### What to work on
Transcribe every entry below word for word, but skip the pictures.

Saved entries:
^^^^^^^^
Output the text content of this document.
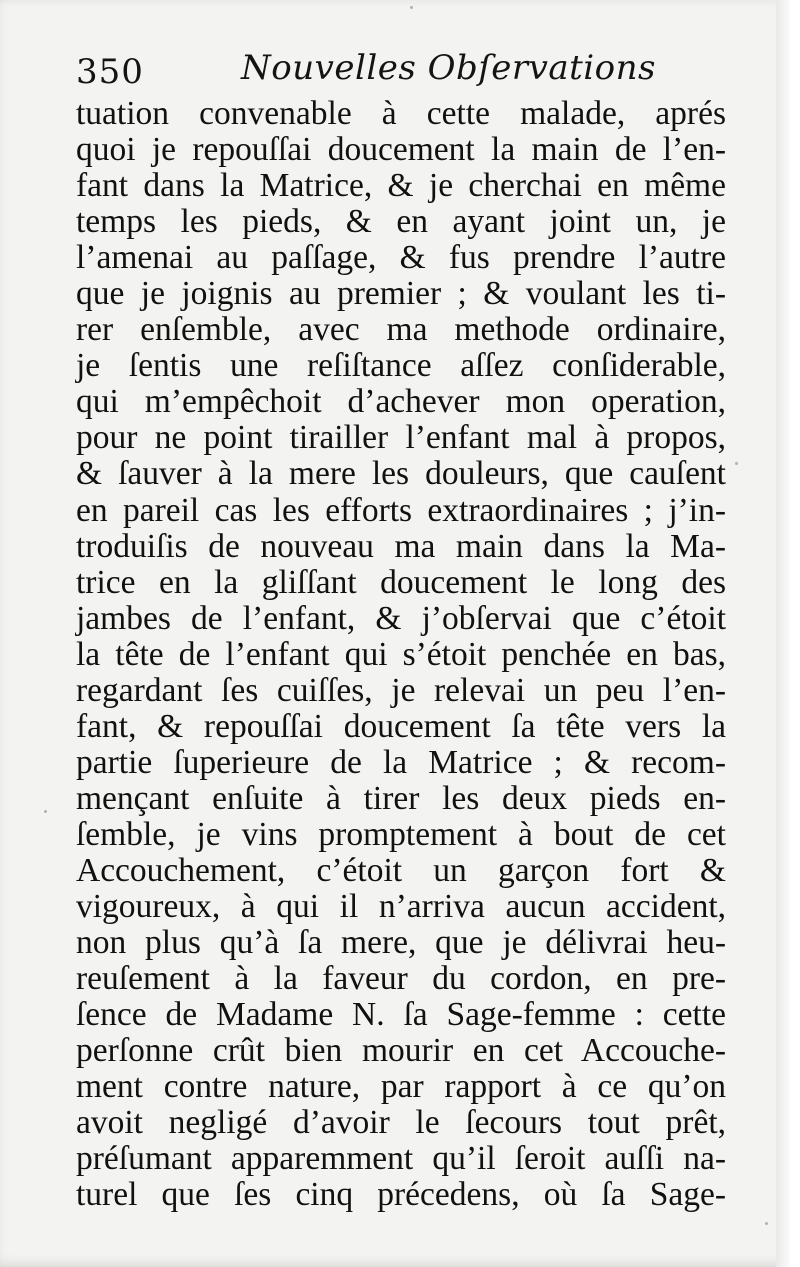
350	Nouvelles Obſervations
tuation convenable à cette malade, aprés
quoi je repouſſai doucement la main de l’en-
fant dans la Matrice, & je cherchai en même
temps les pieds, & en ayant joint un, je
l’amenai au paſſage, & fus prendre l’autre
que je joignis au premier ; & voulant les ti-
rer enſemble, avec ma methode ordinaire,
je ſentis une reſiſtance aſſez conſiderable,
qui m’empêchoit d’achever mon operation,
pour ne point tirailler l’enfant mal à propos,
& ſauver à la mere les douleurs, que cauſent
en pareil cas les efforts extraordinaires ; j’in-
troduiſis de nouveau ma main dans la Ma-
trice en la gliſſant doucement le long des
jambes de l’enfant, & j’obſervai que c’étoit
la tête de l’enfant qui s’étoit penchée en bas,
regardant ſes cuiſſes, je relevai un peu l’en-
fant, & repouſſai doucement ſa tête vers la
partie ſuperieure de la Matrice ; & recom-
mençant enſuite à tirer les deux pieds en-
ſemble, je vins promptement à bout de cet
Accouchement, c’étoit un garçon fort &
vigoureux, à qui il n’arriva aucun accident,
non plus qu’à ſa mere, que je délivrai heu-
reuſement à la faveur du cordon, en pre-
ſence de Madame N. ſa Sage-femme : cette
perſonne crût bien mourir en cet Accouche-
ment contre nature, par rapport à ce qu’on
avoit negligé d’avoir le ſecours tout prêt,
préſumant apparemment qu’il ſeroit auſſi na-
turel que ſes cinq précedens, où ſa Sage-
^^^^^^^^
### Solved problem
Output the text content of this document.
350	Nouvelles Obſervations
tuation convenable à cette malade, aprés
quoi je repouſſai doucement la main de l’en-
fant dans la Matrice, & je cherchai en même
temps les pieds, & en ayant joint un, je
l’amenai au paſſage, & fus prendre l’autre
que je joignis au premier ; & voulant les ti-
rer enſemble, avec ma methode ordinaire,
je ſentis une reſiſtance aſſez conſiderable,
qui m’empêchoit d’achever mon operation,
pour ne point tirailler l’enfant mal à propos,
& ſauver à la mere les douleurs, que cauſent
en pareil cas les efforts extraordinaires ; j’in-
troduiſis de nouveau ma main dans la Ma-
trice en la gliſſant doucement le long des
jambes de l’enfant, & j’obſervai que c’étoit
la tête de l’enfant qui s’étoit penchée en bas,
regardant ſes cuiſſes, je relevai un peu l’en-
fant, & repouſſai doucement ſa tête vers la
partie ſuperieure de la Matrice ; & recom-
mençant enſuite à tirer les deux pieds en-
ſemble, je vins promptement à bout de cet
Accouchement, c’étoit un garçon fort &
vigoureux, à qui il n’arriva aucun accident,
non plus qu’à ſa mere, que je délivrai heu-
reuſement à la faveur du cordon, en pre-
ſence de Madame N. ſa Sage-femme : cette
perſonne crût bien mourir en cet Accouche-
ment contre nature, par rapport à ce qu’on
avoit negligé d’avoir le ſecours tout prêt,
préſumant apparemment qu’il ſeroit auſſi na-
turel que ſes cinq précedens, où ſa Sage-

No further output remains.